» PROBLEM DESCRIPTION
Identify and reproduce every line holding the string "values".

:: MATERIAL PROVIDED

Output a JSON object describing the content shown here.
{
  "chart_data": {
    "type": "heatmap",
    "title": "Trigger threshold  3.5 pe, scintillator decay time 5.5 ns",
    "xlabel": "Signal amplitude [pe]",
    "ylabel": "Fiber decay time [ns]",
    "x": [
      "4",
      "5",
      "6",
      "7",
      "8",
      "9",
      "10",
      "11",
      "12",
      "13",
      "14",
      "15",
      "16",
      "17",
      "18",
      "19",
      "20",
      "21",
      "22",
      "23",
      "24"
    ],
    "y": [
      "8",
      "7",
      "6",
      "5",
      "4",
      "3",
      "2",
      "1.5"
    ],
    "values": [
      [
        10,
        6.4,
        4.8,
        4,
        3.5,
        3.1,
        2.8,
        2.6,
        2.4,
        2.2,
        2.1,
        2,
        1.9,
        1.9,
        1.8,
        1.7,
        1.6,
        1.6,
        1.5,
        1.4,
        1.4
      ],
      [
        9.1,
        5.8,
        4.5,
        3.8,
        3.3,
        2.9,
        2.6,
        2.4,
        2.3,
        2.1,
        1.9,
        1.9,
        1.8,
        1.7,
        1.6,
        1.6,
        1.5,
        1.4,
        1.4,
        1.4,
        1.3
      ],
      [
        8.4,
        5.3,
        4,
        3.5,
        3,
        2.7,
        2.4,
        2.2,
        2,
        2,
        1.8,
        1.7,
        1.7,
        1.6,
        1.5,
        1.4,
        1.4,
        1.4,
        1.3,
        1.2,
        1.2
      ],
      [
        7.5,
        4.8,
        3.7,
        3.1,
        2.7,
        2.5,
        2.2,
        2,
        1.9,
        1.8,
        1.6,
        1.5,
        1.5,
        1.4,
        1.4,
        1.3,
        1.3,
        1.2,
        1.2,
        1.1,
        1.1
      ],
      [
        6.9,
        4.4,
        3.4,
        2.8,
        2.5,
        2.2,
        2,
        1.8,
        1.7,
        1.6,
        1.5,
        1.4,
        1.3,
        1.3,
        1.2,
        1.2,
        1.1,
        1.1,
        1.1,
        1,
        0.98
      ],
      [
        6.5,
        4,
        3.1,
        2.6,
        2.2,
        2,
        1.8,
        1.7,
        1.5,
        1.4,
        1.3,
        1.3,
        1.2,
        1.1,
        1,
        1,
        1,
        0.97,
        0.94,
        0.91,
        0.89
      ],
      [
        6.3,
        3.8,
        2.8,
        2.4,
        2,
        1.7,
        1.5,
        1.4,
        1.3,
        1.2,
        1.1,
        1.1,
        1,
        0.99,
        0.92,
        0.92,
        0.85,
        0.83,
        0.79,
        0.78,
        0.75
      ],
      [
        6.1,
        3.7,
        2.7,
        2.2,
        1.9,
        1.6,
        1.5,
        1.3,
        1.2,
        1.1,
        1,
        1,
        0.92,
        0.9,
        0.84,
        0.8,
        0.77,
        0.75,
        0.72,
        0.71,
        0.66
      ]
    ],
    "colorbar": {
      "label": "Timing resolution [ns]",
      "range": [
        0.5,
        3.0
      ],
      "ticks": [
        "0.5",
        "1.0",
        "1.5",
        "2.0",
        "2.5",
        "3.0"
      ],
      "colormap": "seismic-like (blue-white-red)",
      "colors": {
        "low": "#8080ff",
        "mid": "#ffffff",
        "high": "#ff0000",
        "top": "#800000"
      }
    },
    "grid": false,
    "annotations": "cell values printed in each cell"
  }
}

::::

» WRITTEN REPLY
    "values": [
    "annotations": "cell values printed in each cell"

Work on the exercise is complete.